For every line in the data below that contains "title", copy the line.

━━━━━━━━━━━━━━━━

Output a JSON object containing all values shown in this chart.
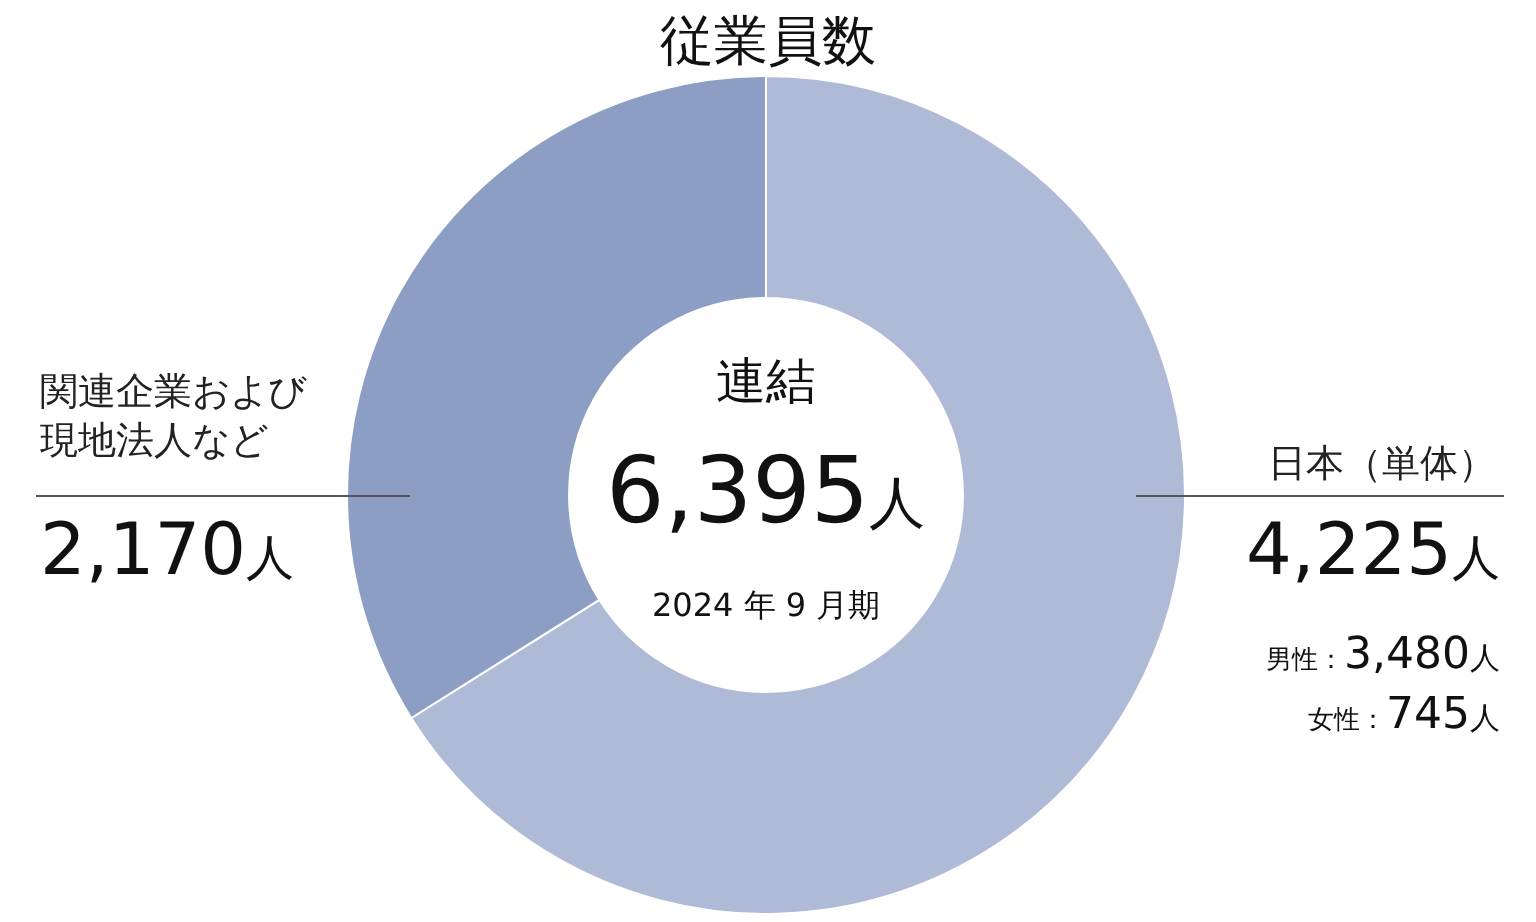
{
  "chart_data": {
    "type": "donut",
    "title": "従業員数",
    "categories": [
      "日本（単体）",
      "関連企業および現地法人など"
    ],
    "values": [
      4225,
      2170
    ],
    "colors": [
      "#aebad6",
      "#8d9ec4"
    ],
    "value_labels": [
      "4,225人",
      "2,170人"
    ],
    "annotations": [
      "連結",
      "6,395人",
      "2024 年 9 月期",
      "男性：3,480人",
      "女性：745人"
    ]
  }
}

━━━━━━━━━━━━━━━━

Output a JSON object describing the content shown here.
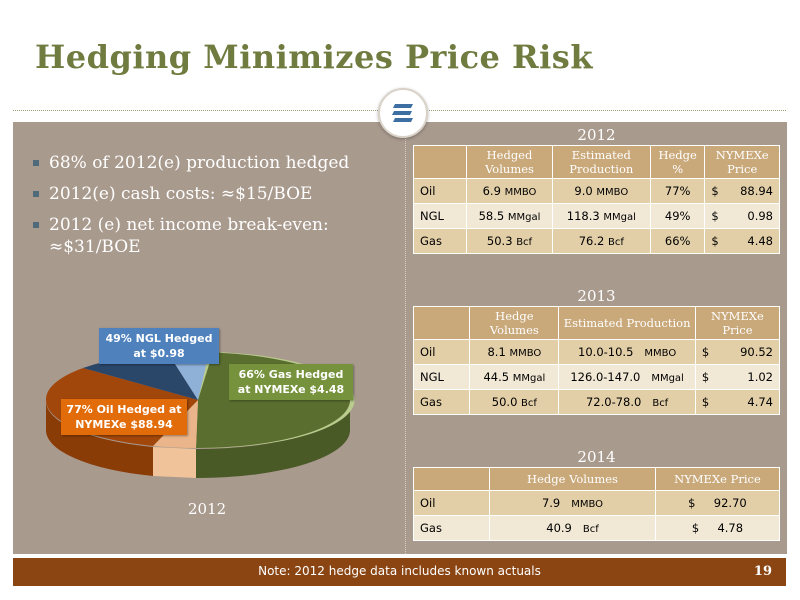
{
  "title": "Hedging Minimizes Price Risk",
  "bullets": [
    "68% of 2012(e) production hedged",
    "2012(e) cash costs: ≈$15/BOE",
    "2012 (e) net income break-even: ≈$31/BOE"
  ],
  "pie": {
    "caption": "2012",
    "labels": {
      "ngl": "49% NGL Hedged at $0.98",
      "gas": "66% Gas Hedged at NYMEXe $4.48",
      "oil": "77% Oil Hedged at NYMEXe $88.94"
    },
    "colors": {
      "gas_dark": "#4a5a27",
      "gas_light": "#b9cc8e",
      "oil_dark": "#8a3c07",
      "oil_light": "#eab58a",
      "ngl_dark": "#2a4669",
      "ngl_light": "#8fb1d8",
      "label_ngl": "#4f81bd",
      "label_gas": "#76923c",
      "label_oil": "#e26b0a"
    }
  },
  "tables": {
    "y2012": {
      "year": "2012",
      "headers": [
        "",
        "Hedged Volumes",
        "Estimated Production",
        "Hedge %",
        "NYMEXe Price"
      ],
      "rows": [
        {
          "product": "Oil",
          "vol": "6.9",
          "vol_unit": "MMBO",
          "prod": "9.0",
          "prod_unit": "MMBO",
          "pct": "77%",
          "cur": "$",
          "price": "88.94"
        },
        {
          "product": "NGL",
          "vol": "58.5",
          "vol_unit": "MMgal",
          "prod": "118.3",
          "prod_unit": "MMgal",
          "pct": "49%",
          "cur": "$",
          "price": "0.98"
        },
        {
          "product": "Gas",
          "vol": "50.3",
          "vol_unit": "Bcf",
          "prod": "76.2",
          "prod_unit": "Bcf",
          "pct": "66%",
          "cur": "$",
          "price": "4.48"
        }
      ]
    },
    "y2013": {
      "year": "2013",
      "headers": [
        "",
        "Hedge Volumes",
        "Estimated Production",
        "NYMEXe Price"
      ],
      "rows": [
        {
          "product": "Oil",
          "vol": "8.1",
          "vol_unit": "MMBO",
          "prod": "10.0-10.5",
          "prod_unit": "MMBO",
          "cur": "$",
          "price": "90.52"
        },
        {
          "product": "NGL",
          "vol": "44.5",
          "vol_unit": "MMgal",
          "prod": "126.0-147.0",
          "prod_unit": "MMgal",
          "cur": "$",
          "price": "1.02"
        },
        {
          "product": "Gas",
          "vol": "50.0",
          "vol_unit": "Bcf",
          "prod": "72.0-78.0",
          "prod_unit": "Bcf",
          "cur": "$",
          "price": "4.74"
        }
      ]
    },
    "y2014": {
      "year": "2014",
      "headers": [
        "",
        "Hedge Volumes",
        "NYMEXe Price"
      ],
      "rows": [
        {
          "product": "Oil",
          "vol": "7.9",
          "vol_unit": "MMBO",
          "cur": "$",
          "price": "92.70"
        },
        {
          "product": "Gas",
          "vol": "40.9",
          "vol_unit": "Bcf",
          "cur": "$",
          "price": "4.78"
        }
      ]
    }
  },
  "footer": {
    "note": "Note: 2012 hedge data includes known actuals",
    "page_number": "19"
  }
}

━━━━━━━━━━━━━━━━

● RESPONSE TO THE TASK:
    "title": "従業員数",
  "title": "Hedging Minimizes Price Risk",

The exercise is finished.